• TASK DIRECTIONS:
Produce the listing below again, exactly as shown.

• DATA PROVIDED:
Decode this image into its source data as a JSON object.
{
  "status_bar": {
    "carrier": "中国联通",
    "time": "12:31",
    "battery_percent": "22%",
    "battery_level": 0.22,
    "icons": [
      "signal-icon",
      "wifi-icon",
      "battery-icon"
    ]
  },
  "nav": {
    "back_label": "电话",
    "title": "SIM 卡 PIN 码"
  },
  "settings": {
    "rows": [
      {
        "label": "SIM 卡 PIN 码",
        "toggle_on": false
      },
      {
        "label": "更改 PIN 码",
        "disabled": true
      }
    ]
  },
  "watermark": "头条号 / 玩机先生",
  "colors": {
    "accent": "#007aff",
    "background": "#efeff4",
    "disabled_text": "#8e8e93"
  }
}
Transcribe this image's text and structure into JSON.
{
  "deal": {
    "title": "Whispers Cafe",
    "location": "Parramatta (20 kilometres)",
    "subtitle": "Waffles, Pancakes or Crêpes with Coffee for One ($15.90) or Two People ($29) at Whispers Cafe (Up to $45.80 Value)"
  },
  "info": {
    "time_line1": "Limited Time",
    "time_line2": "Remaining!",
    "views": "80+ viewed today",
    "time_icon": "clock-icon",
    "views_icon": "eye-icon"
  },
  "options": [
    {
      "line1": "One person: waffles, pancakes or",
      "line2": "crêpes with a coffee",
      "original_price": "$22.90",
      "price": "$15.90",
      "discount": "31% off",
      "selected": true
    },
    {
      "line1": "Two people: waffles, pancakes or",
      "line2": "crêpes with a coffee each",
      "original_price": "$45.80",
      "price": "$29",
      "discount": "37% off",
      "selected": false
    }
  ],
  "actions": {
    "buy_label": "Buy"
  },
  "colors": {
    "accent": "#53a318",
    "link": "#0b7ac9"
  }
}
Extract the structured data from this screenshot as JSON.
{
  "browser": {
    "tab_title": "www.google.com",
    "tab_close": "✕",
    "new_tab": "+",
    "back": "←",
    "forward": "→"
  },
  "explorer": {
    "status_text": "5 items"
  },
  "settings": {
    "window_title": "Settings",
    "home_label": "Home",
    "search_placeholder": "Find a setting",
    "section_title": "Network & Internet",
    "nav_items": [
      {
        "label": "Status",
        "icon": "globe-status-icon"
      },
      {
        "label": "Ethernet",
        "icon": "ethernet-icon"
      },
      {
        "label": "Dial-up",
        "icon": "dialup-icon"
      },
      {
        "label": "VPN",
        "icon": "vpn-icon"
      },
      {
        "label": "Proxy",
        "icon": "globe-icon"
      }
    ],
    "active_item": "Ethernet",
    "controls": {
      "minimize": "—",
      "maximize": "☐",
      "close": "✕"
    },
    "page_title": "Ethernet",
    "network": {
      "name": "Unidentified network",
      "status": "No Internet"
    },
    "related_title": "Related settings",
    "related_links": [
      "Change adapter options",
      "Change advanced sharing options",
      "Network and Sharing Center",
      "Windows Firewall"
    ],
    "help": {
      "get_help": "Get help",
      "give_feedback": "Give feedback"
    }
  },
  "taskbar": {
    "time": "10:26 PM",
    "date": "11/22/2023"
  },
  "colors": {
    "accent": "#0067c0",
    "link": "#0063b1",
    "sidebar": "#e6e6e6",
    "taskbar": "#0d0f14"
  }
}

• RESPONSE TO THIS EXERCISE:
Decode this image into its source data as a JSON object.
{
  "status_bar": {
    "carrier": "中国联通",
    "time": "12:31",
    "battery_percent": "22%",
    "battery_level": 0.22,
    "icons": [
      "signal-icon",
      "wifi-icon",
      "battery-icon"
    ]
  },
  "nav": {
    "back_label": "电话",
    "title": "SIM 卡 PIN 码"
  },
  "settings": {
    "rows": [
      {
        "label": "SIM 卡 PIN 码",
        "toggle_on": false
      },
      {
        "label": "更改 PIN 码",
        "disabled": true
      }
    ]
  },
  "watermark": "头条号 / 玩机先生",
  "colors": {
    "accent": "#007aff",
    "background": "#efeff4",
    "disabled_text": "#8e8e93"
  }
}
Transcribe this image's text and structure into JSON.
{
  "deal": {
    "title": "Whispers Cafe",
    "location": "Parramatta (20 kilometres)",
    "subtitle": "Waffles, Pancakes or Crêpes with Coffee for One ($15.90) or Two People ($29) at Whispers Cafe (Up to $45.80 Value)"
  },
  "info": {
    "time_line1": "Limited Time",
    "time_line2": "Remaining!",
    "views": "80+ viewed today",
    "time_icon": "clock-icon",
    "views_icon": "eye-icon"
  },
  "options": [
    {
      "line1": "One person: waffles, pancakes or",
      "line2": "crêpes with a coffee",
      "original_price": "$22.90",
      "price": "$15.90",
      "discount": "31% off",
      "selected": true
    },
    {
      "line1": "Two people: waffles, pancakes or",
      "line2": "crêpes with a coffee each",
      "original_price": "$45.80",
      "price": "$29",
      "discount": "37% off",
      "selected": false
    }
  ],
  "actions": {
    "buy_label": "Buy"
  },
  "colors": {
    "accent": "#53a318",
    "link": "#0b7ac9"
  }
}
Extract the structured data from this screenshot as JSON.
{
  "browser": {
    "tab_title": "www.google.com",
    "tab_close": "✕",
    "new_tab": "+",
    "back": "←",
    "forward": "→"
  },
  "explorer": {
    "status_text": "5 items"
  },
  "settings": {
    "window_title": "Settings",
    "home_label": "Home",
    "search_placeholder": "Find a setting",
    "section_title": "Network & Internet",
    "nav_items": [
      {
        "label": "Status",
        "icon": "globe-status-icon"
      },
      {
        "label": "Ethernet",
        "icon": "ethernet-icon"
      },
      {
        "label": "Dial-up",
        "icon": "dialup-icon"
      },
      {
        "label": "VPN",
        "icon": "vpn-icon"
      },
      {
        "label": "Proxy",
        "icon": "globe-icon"
      }
    ],
    "active_item": "Ethernet",
    "controls": {
      "minimize": "—",
      "maximize": "☐",
      "close": "✕"
    },
    "page_title": "Ethernet",
    "network": {
      "name": "Unidentified network",
      "status": "No Internet"
    },
    "related_title": "Related settings",
    "related_links": [
      "Change adapter options",
      "Change advanced sharing options",
      "Network and Sharing Center",
      "Windows Firewall"
    ],
    "help": {
      "get_help": "Get help",
      "give_feedback": "Give feedback"
    }
  },
  "taskbar": {
    "time": "10:26 PM",
    "date": "11/22/2023"
  },
  "colors": {
    "accent": "#0067c0",
    "link": "#0063b1",
    "sidebar": "#e6e6e6",
    "taskbar": "#0d0f14"
  }
}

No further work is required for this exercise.